Collection entries
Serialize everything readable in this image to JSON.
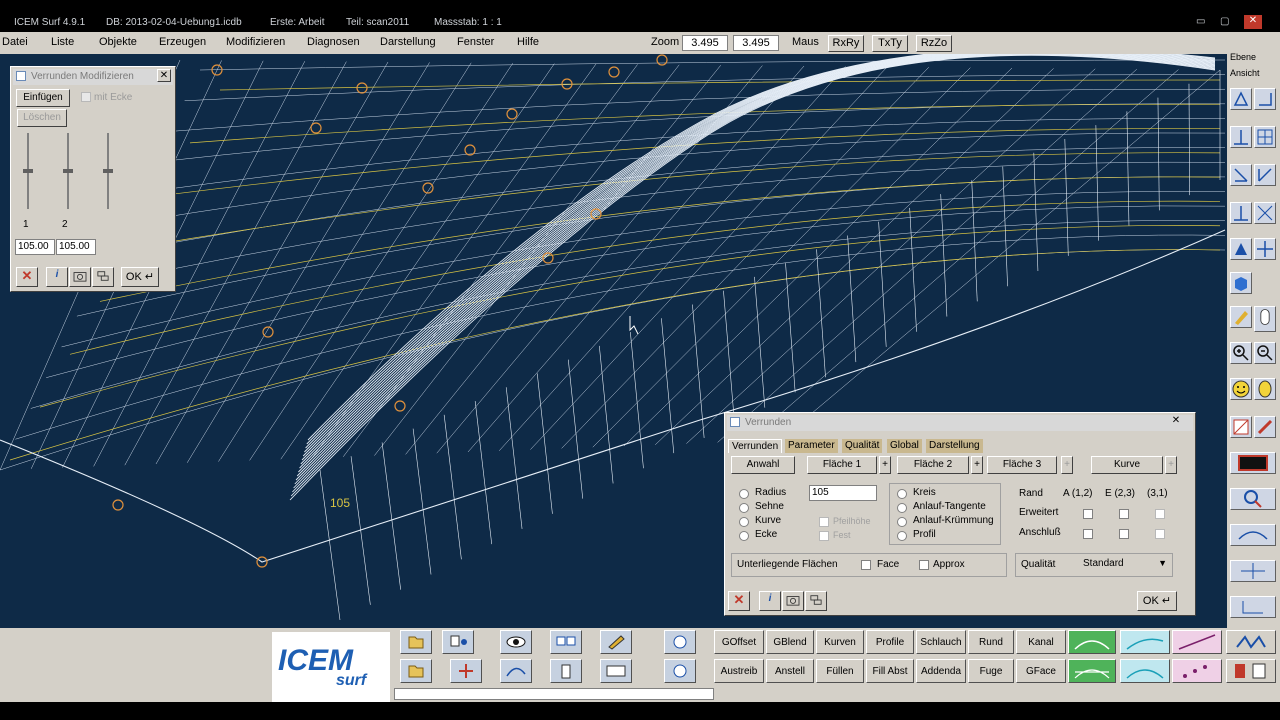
{
  "titlebar": {
    "app": "ICEM Surf 4.9.1",
    "db": "DB: 2013-02-04-Uebung1.icdb",
    "erste": "Erste: Arbeit",
    "teil": "Teil: scan2011",
    "massstab": "Massstab: 1 : 1"
  },
  "menu": {
    "items": [
      "Datei",
      "Liste",
      "Objekte",
      "Erzeugen",
      "Modifizieren",
      "Diagnosen",
      "Darstellung",
      "Fenster",
      "Hilfe"
    ],
    "zoom_label": "Zoom",
    "zoom_value1": "3.495",
    "zoom_value2": "3.495",
    "maus_label": "Maus",
    "btn_rxry": "RxRy",
    "btn_txty": "TxTy",
    "btn_rzzo": "RzZo"
  },
  "rightbar": {
    "ebene": "Ebene",
    "ansicht": "Ansicht"
  },
  "mod_panel": {
    "title": "Verrunden Modifizieren",
    "einfuegen": "Einfügen",
    "mit_ecke": "mit Ecke",
    "loeschen": "Löschen",
    "slider1": "1",
    "slider2": "2",
    "val1": "105.00",
    "val2": "105.00",
    "ok": "OK"
  },
  "verrunden": {
    "title": "Verrunden",
    "tabs": [
      "Verrunden",
      "Parameter",
      "Qualität",
      "Global",
      "Darstellung"
    ],
    "btn_anwahl": "Anwahl",
    "btn_flaeche1": "Fläche 1",
    "btn_flaeche2": "Fläche 2",
    "btn_flaeche3": "Fläche 3",
    "btn_kurve": "Kurve",
    "plus": "+",
    "opt_radius": "Radius",
    "opt_sehne": "Sehne",
    "opt_kurve": "Kurve",
    "opt_ecke": "Ecke",
    "radius_value": "105",
    "sub_opt1": "Pfeilhöhe",
    "sub_opt2": "Fest",
    "opt_kreis": "Kreis",
    "opt_anlauf_tangente": "Anlauf-Tangente",
    "opt_anlauf_kruemmung": "Anlauf-Krümmung",
    "opt_profil": "Profil",
    "rand": "Rand",
    "col_a": "A (1,2)",
    "col_e": "E (2,3)",
    "col_3": "(3,1)",
    "erweitert": "Erweitert",
    "anschluss": "Anschluß",
    "unterliegende": "Unterliegende Flächen",
    "face": "Face",
    "approx": "Approx",
    "qualitaet": "Qualität",
    "qualitaet_value": "Standard",
    "ok": "OK"
  },
  "bottom": {
    "logo_main": "ICEM",
    "logo_sub": "surf",
    "row1": [
      "GOffset",
      "GBlend",
      "Kurven",
      "Profile",
      "Schlauch",
      "Rund",
      "Kanal"
    ],
    "row2": [
      "Austreib",
      "Anstell",
      "Füllen",
      "Fill Abst",
      "Addenda",
      "Fuge",
      "GFace"
    ]
  },
  "viewport": {
    "label": "105"
  },
  "colors": {
    "viewport_bg": "#0e2a47",
    "wire_white": "#e6eef7",
    "wire_yellow": "#d8c443",
    "wire_orange": "#e0913c",
    "panel_bg": "#d4d0c8",
    "tab_bg": "#c9b88f"
  }
}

▶ **INSTRUCTIONS FOR THE TASK**
Reproduce every line precisely as given, omitting all pictures.

▶ **ANSWER FOR THE TASK**
Serialize everything readable in this image to JSON.
{
  "titlebar": {
    "app": "ICEM Surf 4.9.1",
    "db": "DB: 2013-02-04-Uebung1.icdb",
    "erste": "Erste: Arbeit",
    "teil": "Teil: scan2011",
    "massstab": "Massstab: 1 : 1"
  },
  "menu": {
    "items": [
      "Datei",
      "Liste",
      "Objekte",
      "Erzeugen",
      "Modifizieren",
      "Diagnosen",
      "Darstellung",
      "Fenster",
      "Hilfe"
    ],
    "zoom_label": "Zoom",
    "zoom_value1": "3.495",
    "zoom_value2": "3.495",
    "maus_label": "Maus",
    "btn_rxry": "RxRy",
    "btn_txty": "TxTy",
    "btn_rzzo": "RzZo"
  },
  "rightbar": {
    "ebene": "Ebene",
    "ansicht": "Ansicht"
  },
  "mod_panel": {
    "title": "Verrunden Modifizieren",
    "einfuegen": "Einfügen",
    "mit_ecke": "mit Ecke",
    "loeschen": "Löschen",
    "slider1": "1",
    "slider2": "2",
    "val1": "105.00",
    "val2": "105.00",
    "ok": "OK"
  },
  "verrunden": {
    "title": "Verrunden",
    "tabs": [
      "Verrunden",
      "Parameter",
      "Qualität",
      "Global",
      "Darstellung"
    ],
    "btn_anwahl": "Anwahl",
    "btn_flaeche1": "Fläche 1",
    "btn_flaeche2": "Fläche 2",
    "btn_flaeche3": "Fläche 3",
    "btn_kurve": "Kurve",
    "plus": "+",
    "opt_radius": "Radius",
    "opt_sehne": "Sehne",
    "opt_kurve": "Kurve",
    "opt_ecke": "Ecke",
    "radius_value": "105",
    "sub_opt1": "Pfeilhöhe",
    "sub_opt2": "Fest",
    "opt_kreis": "Kreis",
    "opt_anlauf_tangente": "Anlauf-Tangente",
    "opt_anlauf_kruemmung": "Anlauf-Krümmung",
    "opt_profil": "Profil",
    "rand": "Rand",
    "col_a": "A (1,2)",
    "col_e": "E (2,3)",
    "col_3": "(3,1)",
    "erweitert": "Erweitert",
    "anschluss": "Anschluß",
    "unterliegende": "Unterliegende Flächen",
    "face": "Face",
    "approx": "Approx",
    "qualitaet": "Qualität",
    "qualitaet_value": "Standard",
    "ok": "OK"
  },
  "bottom": {
    "logo_main": "ICEM",
    "logo_sub": "surf",
    "row1": [
      "GOffset",
      "GBlend",
      "Kurven",
      "Profile",
      "Schlauch",
      "Rund",
      "Kanal"
    ],
    "row2": [
      "Austreib",
      "Anstell",
      "Füllen",
      "Fill Abst",
      "Addenda",
      "Fuge",
      "GFace"
    ]
  },
  "viewport": {
    "label": "105"
  },
  "colors": {
    "viewport_bg": "#0e2a47",
    "wire_white": "#e6eef7",
    "wire_yellow": "#d8c443",
    "wire_orange": "#e0913c",
    "panel_bg": "#d4d0c8",
    "tab_bg": "#c9b88f"
  }
}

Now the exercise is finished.